**Objective:**
All lines in which the word "heist" occurs are to be extracted.

Stored items
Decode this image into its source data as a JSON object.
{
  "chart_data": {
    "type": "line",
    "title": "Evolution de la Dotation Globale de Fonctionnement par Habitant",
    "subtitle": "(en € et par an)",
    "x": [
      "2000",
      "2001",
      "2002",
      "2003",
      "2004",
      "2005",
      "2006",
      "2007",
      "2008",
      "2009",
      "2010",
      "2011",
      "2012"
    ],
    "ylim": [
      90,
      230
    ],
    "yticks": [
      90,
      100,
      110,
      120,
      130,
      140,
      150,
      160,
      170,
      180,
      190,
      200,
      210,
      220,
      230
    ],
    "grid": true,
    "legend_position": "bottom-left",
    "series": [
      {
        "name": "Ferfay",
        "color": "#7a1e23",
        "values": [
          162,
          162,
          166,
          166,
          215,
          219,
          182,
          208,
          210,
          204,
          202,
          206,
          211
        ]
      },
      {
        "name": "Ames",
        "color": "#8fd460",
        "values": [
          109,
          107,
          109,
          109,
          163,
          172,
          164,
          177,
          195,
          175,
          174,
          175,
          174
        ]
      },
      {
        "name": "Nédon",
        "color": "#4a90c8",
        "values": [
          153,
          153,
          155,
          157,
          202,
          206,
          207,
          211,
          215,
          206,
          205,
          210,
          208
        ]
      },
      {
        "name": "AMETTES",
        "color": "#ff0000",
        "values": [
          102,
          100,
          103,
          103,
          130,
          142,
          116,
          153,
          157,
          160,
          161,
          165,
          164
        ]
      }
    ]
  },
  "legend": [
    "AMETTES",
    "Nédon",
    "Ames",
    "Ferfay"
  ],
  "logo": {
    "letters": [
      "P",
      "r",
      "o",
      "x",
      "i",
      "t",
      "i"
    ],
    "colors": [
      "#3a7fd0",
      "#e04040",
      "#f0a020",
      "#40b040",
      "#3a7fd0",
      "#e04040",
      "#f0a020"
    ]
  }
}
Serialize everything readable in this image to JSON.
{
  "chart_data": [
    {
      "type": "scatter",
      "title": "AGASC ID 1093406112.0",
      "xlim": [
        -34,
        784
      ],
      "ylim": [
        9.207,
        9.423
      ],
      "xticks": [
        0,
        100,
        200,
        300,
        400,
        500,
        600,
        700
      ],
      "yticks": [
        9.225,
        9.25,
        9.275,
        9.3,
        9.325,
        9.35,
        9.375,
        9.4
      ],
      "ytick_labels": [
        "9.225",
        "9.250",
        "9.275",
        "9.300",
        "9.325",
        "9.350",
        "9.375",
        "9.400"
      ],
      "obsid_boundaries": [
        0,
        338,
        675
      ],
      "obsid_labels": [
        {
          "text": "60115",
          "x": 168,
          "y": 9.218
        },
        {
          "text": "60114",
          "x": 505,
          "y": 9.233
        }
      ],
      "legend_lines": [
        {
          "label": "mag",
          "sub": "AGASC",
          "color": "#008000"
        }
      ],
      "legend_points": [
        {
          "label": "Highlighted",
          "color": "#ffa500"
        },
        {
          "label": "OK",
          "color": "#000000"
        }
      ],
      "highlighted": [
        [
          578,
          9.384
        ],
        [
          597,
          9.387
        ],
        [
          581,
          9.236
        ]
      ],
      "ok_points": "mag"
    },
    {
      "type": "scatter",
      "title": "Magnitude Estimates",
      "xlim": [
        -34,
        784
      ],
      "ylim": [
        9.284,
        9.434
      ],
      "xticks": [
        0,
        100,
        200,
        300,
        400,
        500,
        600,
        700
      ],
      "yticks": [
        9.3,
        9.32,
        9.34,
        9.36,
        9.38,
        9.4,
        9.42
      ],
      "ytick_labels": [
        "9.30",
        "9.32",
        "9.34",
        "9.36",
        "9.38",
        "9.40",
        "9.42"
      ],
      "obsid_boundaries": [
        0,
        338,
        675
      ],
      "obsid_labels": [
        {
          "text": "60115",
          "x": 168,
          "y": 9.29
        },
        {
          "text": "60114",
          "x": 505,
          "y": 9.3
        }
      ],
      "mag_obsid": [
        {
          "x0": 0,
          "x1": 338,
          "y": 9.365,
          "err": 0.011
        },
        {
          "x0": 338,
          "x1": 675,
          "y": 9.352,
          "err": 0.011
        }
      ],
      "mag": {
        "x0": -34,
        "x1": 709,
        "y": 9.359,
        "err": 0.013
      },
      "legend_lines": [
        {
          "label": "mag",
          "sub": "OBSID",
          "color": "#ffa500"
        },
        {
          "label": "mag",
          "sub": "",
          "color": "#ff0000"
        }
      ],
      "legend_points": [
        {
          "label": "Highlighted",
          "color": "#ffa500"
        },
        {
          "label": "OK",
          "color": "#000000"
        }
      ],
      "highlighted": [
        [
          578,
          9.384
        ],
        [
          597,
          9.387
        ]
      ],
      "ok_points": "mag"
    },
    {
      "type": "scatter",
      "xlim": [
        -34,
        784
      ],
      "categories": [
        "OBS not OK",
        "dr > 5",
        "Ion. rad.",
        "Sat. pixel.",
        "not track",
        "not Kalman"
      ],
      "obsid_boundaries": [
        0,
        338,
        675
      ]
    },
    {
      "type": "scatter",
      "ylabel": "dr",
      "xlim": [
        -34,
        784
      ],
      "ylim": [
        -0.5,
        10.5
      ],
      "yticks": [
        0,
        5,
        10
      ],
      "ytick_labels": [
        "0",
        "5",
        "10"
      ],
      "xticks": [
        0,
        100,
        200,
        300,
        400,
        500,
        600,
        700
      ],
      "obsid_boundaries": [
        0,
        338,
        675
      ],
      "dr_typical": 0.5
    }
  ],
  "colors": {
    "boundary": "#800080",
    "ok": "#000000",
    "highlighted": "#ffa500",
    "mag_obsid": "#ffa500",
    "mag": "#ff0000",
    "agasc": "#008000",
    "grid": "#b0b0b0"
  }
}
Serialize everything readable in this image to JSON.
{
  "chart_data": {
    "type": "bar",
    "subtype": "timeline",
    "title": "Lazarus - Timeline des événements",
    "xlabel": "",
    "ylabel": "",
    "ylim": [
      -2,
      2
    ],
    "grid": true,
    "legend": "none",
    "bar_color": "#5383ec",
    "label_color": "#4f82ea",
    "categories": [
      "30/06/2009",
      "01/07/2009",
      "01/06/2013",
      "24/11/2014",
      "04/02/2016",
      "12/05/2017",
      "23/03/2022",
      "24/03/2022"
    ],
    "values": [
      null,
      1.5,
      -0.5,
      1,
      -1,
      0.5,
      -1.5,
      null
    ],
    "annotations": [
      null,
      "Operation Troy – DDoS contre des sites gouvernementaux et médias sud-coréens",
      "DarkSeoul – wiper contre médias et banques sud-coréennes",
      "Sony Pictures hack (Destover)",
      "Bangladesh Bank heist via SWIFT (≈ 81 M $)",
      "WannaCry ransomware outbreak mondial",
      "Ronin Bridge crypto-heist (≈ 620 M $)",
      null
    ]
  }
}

**Solved problem:**
      "Bangladesh Bank heist via SWIFT (≈ 81 M $)",
      "Ronin Bridge crypto-heist (≈ 620 M $)",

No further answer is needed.